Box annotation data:
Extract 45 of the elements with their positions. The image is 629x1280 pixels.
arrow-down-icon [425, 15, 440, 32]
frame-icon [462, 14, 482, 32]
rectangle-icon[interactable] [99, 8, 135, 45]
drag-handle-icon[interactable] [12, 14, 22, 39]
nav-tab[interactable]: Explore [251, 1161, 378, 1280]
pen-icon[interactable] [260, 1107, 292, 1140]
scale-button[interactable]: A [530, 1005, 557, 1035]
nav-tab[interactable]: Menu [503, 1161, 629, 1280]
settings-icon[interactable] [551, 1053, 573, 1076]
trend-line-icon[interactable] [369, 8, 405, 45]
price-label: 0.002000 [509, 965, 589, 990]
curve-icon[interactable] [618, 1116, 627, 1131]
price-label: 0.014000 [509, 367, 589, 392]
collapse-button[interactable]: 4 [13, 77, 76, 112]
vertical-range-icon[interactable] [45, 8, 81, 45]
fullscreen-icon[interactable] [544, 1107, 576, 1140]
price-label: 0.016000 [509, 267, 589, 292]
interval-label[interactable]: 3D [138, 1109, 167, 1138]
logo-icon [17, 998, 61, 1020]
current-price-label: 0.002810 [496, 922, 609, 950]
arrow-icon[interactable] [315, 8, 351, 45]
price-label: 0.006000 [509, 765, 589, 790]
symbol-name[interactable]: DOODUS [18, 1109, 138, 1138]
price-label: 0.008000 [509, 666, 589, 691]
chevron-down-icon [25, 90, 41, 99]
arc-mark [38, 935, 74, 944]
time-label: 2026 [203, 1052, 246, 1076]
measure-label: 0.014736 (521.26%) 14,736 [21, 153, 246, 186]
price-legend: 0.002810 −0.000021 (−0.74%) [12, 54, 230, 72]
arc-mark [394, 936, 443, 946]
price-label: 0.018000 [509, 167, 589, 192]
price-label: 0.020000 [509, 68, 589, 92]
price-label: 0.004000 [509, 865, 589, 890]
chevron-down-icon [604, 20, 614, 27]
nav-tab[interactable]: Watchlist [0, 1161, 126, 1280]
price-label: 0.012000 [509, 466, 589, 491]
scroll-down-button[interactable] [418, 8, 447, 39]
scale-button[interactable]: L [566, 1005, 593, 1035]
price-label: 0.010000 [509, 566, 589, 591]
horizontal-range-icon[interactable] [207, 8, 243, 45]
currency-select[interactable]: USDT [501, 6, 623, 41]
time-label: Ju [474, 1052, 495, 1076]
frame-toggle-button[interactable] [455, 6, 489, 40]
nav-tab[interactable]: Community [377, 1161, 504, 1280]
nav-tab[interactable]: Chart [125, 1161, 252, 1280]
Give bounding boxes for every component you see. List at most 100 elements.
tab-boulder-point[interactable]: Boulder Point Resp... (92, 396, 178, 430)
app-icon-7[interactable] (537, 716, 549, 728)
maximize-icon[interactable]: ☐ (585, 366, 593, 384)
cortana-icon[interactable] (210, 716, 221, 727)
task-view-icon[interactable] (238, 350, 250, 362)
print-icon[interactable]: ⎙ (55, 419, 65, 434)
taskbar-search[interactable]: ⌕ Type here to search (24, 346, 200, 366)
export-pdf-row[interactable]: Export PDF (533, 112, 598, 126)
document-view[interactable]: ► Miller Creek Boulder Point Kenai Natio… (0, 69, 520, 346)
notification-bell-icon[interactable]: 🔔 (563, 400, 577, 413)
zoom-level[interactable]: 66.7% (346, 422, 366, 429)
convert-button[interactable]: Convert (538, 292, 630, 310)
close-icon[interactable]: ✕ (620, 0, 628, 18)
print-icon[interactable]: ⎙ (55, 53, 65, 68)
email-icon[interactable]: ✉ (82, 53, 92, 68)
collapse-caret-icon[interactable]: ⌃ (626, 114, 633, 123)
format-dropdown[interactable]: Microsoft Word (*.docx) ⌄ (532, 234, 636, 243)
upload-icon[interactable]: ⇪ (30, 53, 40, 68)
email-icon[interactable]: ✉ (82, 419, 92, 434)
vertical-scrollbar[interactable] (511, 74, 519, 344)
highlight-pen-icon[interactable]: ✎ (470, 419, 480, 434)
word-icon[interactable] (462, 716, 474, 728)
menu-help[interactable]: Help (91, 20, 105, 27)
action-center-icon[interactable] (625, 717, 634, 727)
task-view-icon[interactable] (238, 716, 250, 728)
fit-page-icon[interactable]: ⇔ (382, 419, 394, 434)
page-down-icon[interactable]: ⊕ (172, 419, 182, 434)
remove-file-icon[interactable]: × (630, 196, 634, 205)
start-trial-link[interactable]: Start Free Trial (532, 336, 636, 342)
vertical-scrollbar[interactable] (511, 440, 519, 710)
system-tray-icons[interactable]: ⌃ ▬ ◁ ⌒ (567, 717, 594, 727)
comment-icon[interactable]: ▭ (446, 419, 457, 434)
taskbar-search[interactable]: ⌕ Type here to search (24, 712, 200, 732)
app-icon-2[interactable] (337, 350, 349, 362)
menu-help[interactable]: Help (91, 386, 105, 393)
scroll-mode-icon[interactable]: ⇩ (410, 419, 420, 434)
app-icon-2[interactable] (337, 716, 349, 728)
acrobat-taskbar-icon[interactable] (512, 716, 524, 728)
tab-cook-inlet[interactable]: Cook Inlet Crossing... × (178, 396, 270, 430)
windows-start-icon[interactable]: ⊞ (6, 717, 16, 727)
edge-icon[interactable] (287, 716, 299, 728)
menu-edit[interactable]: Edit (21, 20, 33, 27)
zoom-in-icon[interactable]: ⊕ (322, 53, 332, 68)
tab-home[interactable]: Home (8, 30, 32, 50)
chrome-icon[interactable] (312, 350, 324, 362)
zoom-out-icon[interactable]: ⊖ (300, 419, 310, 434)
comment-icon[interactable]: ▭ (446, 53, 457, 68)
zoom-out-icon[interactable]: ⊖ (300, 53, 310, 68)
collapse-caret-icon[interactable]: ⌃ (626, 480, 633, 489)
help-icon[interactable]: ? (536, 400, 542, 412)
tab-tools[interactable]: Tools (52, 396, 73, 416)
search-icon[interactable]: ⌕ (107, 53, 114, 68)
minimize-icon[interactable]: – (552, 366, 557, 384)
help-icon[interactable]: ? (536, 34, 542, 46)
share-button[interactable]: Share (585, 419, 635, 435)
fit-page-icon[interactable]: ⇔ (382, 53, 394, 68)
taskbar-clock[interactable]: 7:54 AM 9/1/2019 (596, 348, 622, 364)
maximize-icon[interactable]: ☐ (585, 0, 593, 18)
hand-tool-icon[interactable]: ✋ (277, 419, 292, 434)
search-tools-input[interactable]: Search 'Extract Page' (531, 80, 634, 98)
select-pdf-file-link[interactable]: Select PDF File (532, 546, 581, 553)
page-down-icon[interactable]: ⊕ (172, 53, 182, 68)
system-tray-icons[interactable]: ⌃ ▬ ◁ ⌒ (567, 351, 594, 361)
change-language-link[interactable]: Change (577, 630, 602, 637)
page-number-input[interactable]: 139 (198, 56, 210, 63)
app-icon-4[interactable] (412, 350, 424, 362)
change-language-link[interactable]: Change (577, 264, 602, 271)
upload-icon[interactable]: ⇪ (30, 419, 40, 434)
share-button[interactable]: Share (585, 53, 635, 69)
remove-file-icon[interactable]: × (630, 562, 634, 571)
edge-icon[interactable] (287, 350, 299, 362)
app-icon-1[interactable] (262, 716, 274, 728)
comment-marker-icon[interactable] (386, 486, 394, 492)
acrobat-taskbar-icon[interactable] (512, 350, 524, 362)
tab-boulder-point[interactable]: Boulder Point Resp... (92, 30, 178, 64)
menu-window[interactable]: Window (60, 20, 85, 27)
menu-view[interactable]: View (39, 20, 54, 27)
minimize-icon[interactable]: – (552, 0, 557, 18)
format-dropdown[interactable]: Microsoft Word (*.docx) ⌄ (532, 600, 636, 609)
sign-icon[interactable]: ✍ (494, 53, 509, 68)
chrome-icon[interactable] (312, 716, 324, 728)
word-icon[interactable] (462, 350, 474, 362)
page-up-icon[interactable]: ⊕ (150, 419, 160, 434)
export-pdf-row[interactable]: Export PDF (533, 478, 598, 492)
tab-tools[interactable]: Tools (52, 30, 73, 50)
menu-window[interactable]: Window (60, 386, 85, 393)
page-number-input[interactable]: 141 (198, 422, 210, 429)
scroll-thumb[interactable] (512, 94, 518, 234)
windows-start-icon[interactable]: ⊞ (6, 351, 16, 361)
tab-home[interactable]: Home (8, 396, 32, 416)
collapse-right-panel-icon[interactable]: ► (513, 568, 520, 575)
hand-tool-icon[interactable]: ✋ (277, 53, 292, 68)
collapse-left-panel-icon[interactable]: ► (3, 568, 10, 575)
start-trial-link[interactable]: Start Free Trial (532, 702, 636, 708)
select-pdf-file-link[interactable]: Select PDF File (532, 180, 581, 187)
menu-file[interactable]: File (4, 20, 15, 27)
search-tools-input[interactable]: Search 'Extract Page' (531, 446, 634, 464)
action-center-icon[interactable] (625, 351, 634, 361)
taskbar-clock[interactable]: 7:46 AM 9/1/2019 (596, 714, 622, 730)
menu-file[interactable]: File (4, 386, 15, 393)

# What this task involves:
Write out the items above exactly as they appear, from the start of the items through the line containing "price-label: 0.008000 [509, 666, 589, 691]", including both ends.

# Written answer:
Extract 45 of the elements with their positions. The image is 629x1280 pixels.
arrow-down-icon [425, 15, 440, 32]
frame-icon [462, 14, 482, 32]
rectangle-icon[interactable] [99, 8, 135, 45]
drag-handle-icon[interactable] [12, 14, 22, 39]
nav-tab[interactable]: Explore [251, 1161, 378, 1280]
pen-icon[interactable] [260, 1107, 292, 1140]
scale-button[interactable]: A [530, 1005, 557, 1035]
nav-tab[interactable]: Menu [503, 1161, 629, 1280]
settings-icon[interactable] [551, 1053, 573, 1076]
trend-line-icon[interactable] [369, 8, 405, 45]
price-label: 0.002000 [509, 965, 589, 990]
curve-icon[interactable] [618, 1116, 627, 1131]
price-label: 0.014000 [509, 367, 589, 392]
collapse-button[interactable]: 4 [13, 77, 76, 112]
vertical-range-icon[interactable] [45, 8, 81, 45]
fullscreen-icon[interactable] [544, 1107, 576, 1140]
price-label: 0.016000 [509, 267, 589, 292]
interval-label[interactable]: 3D [138, 1109, 167, 1138]
logo-icon [17, 998, 61, 1020]
current-price-label: 0.002810 [496, 922, 609, 950]
arrow-icon[interactable] [315, 8, 351, 45]
price-label: 0.006000 [509, 765, 589, 790]
symbol-name[interactable]: DOODUS [18, 1109, 138, 1138]
price-label: 0.008000 [509, 666, 589, 691]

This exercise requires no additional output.